Required task:
Images do not belong in the copy. Retype all the entries below exactly.

Stored data entries
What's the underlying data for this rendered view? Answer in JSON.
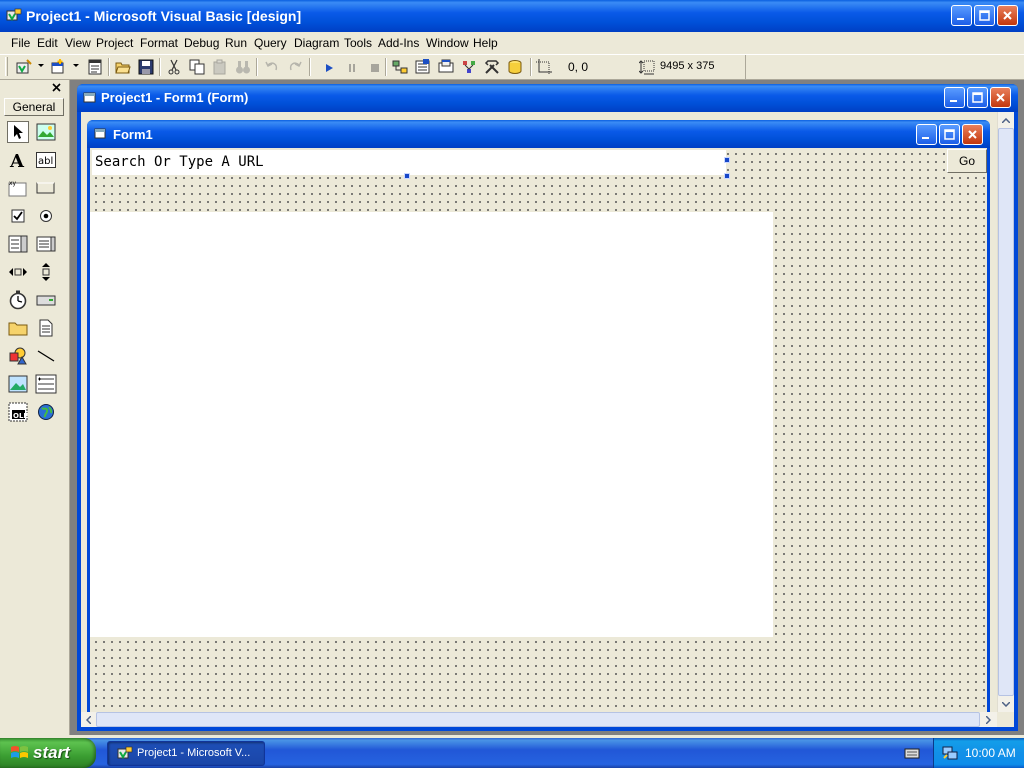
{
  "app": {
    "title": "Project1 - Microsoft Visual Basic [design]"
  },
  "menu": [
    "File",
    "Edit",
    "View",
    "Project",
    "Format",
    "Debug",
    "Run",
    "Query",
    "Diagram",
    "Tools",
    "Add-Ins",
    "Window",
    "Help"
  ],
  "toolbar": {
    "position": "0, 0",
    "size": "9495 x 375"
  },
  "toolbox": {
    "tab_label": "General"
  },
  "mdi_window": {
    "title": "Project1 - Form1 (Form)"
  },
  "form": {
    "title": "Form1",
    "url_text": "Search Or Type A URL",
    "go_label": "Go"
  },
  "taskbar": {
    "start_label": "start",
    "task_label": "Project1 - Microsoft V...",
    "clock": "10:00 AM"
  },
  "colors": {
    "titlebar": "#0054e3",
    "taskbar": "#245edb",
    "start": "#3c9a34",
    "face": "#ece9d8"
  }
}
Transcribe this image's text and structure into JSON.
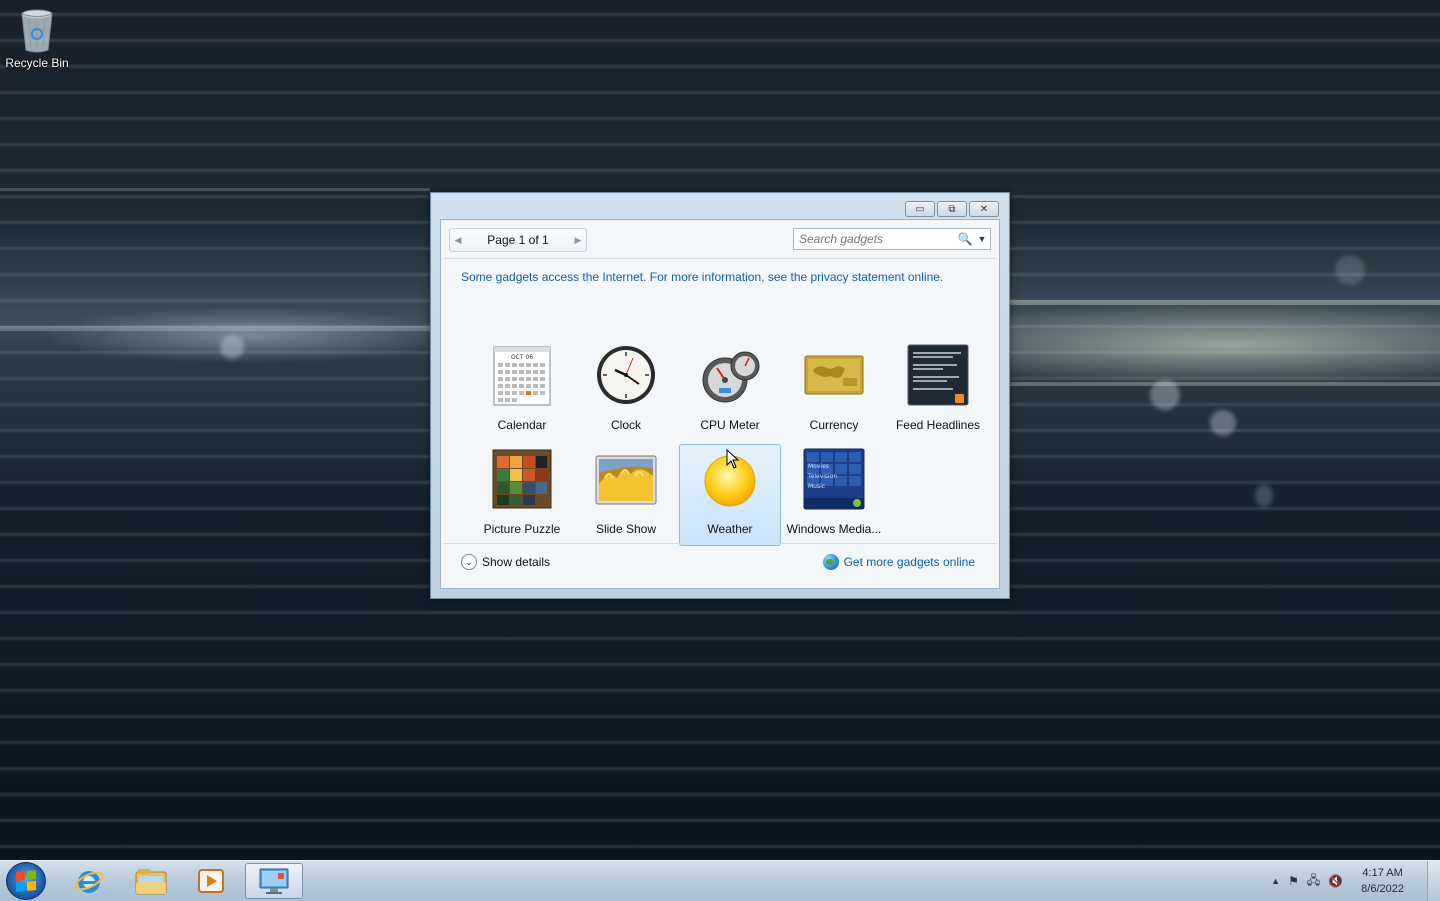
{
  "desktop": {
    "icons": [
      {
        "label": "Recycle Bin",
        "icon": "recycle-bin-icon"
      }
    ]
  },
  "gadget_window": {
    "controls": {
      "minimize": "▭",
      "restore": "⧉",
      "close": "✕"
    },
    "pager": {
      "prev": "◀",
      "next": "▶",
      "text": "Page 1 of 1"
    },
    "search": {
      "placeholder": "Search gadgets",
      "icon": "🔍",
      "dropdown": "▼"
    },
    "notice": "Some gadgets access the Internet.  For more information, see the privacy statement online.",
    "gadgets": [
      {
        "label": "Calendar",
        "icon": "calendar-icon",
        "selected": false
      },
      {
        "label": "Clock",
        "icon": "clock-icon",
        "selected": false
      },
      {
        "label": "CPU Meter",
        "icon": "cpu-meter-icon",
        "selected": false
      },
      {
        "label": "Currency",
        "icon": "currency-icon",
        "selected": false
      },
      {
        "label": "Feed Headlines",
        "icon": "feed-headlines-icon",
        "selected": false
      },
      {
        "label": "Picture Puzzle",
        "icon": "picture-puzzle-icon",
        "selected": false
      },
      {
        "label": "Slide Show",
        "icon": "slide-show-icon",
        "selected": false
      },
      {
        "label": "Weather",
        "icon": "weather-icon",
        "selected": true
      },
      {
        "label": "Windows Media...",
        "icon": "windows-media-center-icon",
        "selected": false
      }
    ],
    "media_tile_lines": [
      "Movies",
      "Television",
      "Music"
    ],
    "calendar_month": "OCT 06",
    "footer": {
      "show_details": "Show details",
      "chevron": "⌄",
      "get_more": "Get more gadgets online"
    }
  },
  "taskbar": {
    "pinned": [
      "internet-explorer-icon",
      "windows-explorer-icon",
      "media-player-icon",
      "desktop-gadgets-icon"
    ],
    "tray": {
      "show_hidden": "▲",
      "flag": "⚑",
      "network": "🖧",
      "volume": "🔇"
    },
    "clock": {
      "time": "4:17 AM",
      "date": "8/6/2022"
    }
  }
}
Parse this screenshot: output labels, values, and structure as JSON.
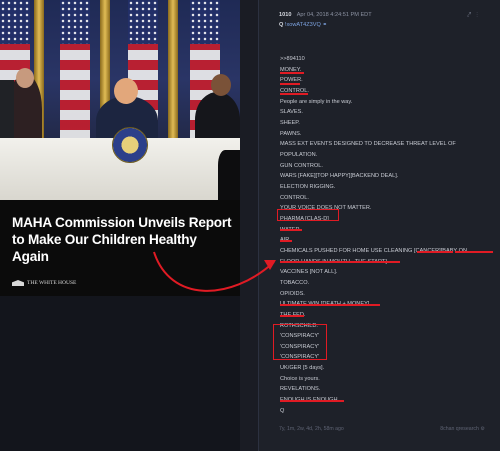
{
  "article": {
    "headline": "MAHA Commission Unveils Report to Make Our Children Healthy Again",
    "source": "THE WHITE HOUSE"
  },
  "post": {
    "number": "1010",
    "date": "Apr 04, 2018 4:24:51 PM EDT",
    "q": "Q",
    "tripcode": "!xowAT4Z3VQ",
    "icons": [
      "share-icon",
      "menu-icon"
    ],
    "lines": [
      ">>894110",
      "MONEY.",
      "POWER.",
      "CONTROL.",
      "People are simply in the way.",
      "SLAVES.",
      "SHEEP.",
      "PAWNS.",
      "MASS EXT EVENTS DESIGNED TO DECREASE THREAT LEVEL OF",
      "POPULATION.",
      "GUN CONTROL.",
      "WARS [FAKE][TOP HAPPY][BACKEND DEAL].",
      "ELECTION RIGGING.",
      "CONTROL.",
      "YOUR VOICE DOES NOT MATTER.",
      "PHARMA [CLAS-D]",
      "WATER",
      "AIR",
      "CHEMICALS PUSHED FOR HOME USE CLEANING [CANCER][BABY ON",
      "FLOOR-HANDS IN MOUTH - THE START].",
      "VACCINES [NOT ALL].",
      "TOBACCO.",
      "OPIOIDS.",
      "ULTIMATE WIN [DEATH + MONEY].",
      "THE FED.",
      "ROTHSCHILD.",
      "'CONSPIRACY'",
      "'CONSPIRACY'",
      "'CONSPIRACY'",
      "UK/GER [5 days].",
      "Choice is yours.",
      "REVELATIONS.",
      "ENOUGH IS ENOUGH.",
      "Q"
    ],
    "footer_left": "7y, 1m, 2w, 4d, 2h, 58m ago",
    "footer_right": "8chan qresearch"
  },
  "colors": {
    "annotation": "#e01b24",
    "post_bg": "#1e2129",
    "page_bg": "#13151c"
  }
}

Solution to this problem:
What's the underlying data for this rendered view? Answer in JSON.
{
  "app": {
    "title": "Project1 - Microsoft Visual Basic [design]"
  },
  "menu": [
    "File",
    "Edit",
    "View",
    "Project",
    "Format",
    "Debug",
    "Run",
    "Query",
    "Diagram",
    "Tools",
    "Add-Ins",
    "Window",
    "Help"
  ],
  "toolbar": {
    "position": "0, 0",
    "size": "9495 x 375"
  },
  "toolbox": {
    "tab_label": "General"
  },
  "mdi_window": {
    "title": "Project1 - Form1 (Form)"
  },
  "form": {
    "title": "Form1",
    "url_text": "Search Or Type A URL",
    "go_label": "Go"
  },
  "taskbar": {
    "start_label": "start",
    "task_label": "Project1 - Microsoft V...",
    "clock": "10:00 AM"
  },
  "colors": {
    "titlebar": "#0054e3",
    "taskbar": "#245edb",
    "start": "#3c9a34",
    "face": "#ece9d8"
  }
}
Transcribe this image's text and structure into JSON.
{
  "desktop": {
    "icons": [
      {
        "label": "Recycle Bin",
        "icon": "recycle-bin-icon"
      }
    ]
  },
  "gadget_window": {
    "controls": {
      "minimize": "▭",
      "restore": "⧉",
      "close": "✕"
    },
    "pager": {
      "prev": "◀",
      "next": "▶",
      "text": "Page 1 of 1"
    },
    "search": {
      "placeholder": "Search gadgets",
      "icon": "🔍",
      "dropdown": "▼"
    },
    "notice": "Some gadgets access the Internet.  For more information, see the privacy statement online.",
    "gadgets": [
      {
        "label": "Calendar",
        "icon": "calendar-icon",
        "selected": false
      },
      {
        "label": "Clock",
        "icon": "clock-icon",
        "selected": false
      },
      {
        "label": "CPU Meter",
        "icon": "cpu-meter-icon",
        "selected": false
      },
      {
        "label": "Currency",
        "icon": "currency-icon",
        "selected": false
      },
      {
        "label": "Feed Headlines",
        "icon": "feed-headlines-icon",
        "selected": false
      },
      {
        "label": "Picture Puzzle",
        "icon": "picture-puzzle-icon",
        "selected": false
      },
      {
        "label": "Slide Show",
        "icon": "slide-show-icon",
        "selected": false
      },
      {
        "label": "Weather",
        "icon": "weather-icon",
        "selected": true
      },
      {
        "label": "Windows Media...",
        "icon": "windows-media-center-icon",
        "selected": false
      }
    ],
    "media_tile_lines": [
      "Movies",
      "Television",
      "Music"
    ],
    "calendar_month": "OCT 06",
    "footer": {
      "show_details": "Show details",
      "chevron": "⌄",
      "get_more": "Get more gadgets online"
    }
  },
  "taskbar": {
    "pinned": [
      "internet-explorer-icon",
      "windows-explorer-icon",
      "media-player-icon",
      "desktop-gadgets-icon"
    ],
    "tray": {
      "show_hidden": "▲",
      "flag": "⚑",
      "network": "🖧",
      "volume": "🔇"
    },
    "clock": {
      "time": "4:17 AM",
      "date": "8/6/2022"
    }
  }
}
Parse this screenshot: output labels, values, and structure as JSON.
{
  "article": {
    "headline": "MAHA Commission Unveils Report to Make Our Children Healthy Again",
    "source": "THE WHITE HOUSE"
  },
  "post": {
    "number": "1010",
    "date": "Apr 04, 2018 4:24:51 PM EDT",
    "q": "Q",
    "tripcode": "!xowAT4Z3VQ",
    "icons": [
      "share-icon",
      "menu-icon"
    ],
    "lines": [
      ">>894110",
      "MONEY.",
      "POWER.",
      "CONTROL.",
      "People are simply in the way.",
      "SLAVES.",
      "SHEEP.",
      "PAWNS.",
      "MASS EXT EVENTS DESIGNED TO DECREASE THREAT LEVEL OF",
      "POPULATION.",
      "GUN CONTROL.",
      "WARS [FAKE][TOP HAPPY][BACKEND DEAL].",
      "ELECTION RIGGING.",
      "CONTROL.",
      "YOUR VOICE DOES NOT MATTER.",
      "PHARMA [CLAS-D]",
      "WATER",
      "AIR",
      "CHEMICALS PUSHED FOR HOME USE CLEANING [CANCER][BABY ON",
      "FLOOR-HANDS IN MOUTH - THE START].",
      "VACCINES [NOT ALL].",
      "TOBACCO.",
      "OPIOIDS.",
      "ULTIMATE WIN [DEATH + MONEY].",
      "THE FED.",
      "ROTHSCHILD.",
      "'CONSPIRACY'",
      "'CONSPIRACY'",
      "'CONSPIRACY'",
      "UK/GER [5 days].",
      "Choice is yours.",
      "REVELATIONS.",
      "ENOUGH IS ENOUGH.",
      "Q"
    ],
    "footer_left": "7y, 1m, 2w, 4d, 2h, 58m ago",
    "footer_right": "8chan qresearch"
  },
  "colors": {
    "annotation": "#e01b24",
    "post_bg": "#1e2129",
    "page_bg": "#13151c"
  }
}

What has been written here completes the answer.